To do
Answer with one number: how many lines hold "JSON".

○ ○ ○ ○

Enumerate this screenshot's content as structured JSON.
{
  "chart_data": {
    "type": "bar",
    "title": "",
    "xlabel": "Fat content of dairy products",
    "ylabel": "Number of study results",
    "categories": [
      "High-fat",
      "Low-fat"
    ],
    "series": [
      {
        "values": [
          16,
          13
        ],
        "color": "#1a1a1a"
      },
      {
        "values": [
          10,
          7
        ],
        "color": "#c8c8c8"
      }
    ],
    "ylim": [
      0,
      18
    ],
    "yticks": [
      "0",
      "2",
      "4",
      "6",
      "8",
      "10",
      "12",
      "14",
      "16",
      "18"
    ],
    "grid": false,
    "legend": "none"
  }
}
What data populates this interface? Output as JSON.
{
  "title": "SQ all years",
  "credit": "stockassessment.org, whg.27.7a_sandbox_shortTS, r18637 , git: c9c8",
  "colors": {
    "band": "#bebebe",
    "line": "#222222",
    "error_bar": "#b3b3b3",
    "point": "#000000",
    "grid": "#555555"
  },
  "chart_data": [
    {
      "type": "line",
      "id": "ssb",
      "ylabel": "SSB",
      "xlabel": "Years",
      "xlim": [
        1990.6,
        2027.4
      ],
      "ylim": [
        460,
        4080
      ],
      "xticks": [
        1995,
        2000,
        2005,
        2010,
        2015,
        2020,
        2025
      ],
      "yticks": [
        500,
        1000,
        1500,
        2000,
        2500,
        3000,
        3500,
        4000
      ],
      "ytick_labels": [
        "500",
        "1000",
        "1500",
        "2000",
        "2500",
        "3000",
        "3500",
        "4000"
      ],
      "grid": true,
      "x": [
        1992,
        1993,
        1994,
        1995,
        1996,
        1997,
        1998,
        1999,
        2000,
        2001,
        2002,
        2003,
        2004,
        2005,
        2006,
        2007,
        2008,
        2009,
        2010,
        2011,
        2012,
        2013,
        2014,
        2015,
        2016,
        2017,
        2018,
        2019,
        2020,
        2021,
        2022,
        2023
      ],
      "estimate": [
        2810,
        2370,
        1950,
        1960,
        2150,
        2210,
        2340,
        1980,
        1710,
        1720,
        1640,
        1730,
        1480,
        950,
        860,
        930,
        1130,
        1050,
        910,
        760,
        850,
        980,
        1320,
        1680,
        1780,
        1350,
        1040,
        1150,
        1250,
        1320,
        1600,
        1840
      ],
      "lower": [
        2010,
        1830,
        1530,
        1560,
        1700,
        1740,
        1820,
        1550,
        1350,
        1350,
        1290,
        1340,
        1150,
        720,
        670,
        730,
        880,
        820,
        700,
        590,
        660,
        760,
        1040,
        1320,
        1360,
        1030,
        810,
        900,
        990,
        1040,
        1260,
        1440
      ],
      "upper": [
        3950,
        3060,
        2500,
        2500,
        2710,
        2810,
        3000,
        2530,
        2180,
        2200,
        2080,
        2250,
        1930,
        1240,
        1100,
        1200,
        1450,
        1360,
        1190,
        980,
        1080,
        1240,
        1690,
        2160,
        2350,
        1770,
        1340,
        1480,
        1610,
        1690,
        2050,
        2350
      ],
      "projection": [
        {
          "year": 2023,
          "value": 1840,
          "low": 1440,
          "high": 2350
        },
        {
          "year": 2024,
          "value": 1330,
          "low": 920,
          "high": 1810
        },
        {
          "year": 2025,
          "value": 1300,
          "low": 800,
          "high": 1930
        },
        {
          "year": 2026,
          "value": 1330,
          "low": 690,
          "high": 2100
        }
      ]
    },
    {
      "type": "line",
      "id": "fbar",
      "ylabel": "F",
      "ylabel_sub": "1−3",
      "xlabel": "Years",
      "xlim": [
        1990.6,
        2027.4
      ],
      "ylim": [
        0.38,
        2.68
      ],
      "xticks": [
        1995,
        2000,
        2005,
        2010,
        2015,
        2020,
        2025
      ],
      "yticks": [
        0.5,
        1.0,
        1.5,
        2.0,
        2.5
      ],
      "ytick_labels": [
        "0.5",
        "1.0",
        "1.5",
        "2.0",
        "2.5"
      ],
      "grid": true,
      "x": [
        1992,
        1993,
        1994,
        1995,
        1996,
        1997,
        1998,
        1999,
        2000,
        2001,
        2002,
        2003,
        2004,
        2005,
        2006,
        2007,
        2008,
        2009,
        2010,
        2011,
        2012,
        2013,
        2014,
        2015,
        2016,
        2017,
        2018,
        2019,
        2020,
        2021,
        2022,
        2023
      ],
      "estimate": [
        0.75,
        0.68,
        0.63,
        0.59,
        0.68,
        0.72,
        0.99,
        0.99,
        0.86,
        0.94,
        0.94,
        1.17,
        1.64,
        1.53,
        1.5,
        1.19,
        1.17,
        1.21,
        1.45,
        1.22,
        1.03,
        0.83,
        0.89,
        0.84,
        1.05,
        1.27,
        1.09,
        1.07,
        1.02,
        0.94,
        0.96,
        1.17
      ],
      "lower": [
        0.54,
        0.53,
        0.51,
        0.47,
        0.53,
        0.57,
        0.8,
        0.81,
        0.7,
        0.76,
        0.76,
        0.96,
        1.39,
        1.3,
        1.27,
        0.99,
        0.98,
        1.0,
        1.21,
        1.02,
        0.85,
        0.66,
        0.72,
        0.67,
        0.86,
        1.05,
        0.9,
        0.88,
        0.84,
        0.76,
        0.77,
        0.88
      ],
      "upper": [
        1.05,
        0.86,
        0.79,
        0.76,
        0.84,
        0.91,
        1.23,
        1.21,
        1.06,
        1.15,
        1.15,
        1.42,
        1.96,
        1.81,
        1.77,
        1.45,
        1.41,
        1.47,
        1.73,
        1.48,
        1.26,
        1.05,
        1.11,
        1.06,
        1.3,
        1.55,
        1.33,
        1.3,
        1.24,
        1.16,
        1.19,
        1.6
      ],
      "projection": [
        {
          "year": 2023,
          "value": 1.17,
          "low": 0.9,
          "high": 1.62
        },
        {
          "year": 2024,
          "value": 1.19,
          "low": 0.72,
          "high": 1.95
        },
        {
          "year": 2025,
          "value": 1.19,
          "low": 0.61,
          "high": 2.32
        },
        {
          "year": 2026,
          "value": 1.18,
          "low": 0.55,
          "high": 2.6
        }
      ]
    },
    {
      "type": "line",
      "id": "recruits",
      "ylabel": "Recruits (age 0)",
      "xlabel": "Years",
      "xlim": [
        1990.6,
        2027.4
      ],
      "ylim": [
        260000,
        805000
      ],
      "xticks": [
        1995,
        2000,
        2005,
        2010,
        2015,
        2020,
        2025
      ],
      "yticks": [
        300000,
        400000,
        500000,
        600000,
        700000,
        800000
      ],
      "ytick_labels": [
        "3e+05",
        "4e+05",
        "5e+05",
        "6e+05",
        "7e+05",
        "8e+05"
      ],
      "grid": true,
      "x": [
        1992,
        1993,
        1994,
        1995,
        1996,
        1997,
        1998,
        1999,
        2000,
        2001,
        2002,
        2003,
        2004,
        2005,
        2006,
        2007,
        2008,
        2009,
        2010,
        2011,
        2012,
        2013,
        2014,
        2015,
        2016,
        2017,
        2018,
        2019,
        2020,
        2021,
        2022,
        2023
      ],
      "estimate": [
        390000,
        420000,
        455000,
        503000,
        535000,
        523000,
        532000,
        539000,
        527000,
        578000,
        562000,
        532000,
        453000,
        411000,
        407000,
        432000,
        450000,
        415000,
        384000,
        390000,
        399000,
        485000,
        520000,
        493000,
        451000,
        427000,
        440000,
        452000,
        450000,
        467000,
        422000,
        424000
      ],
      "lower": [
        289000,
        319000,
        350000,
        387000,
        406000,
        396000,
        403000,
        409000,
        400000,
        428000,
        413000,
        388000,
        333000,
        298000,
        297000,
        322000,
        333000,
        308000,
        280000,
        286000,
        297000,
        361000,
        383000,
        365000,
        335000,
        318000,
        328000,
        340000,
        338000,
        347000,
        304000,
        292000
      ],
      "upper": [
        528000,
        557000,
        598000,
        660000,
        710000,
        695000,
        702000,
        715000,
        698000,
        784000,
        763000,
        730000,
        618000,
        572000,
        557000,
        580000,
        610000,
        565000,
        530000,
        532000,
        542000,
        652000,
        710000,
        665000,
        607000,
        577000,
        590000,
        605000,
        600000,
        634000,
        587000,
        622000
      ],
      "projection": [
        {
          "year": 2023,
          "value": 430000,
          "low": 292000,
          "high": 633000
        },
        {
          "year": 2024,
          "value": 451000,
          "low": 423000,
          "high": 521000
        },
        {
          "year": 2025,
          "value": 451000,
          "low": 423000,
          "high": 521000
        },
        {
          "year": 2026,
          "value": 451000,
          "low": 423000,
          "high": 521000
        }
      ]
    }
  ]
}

○ ○ ○ ○

Solution to this problem
2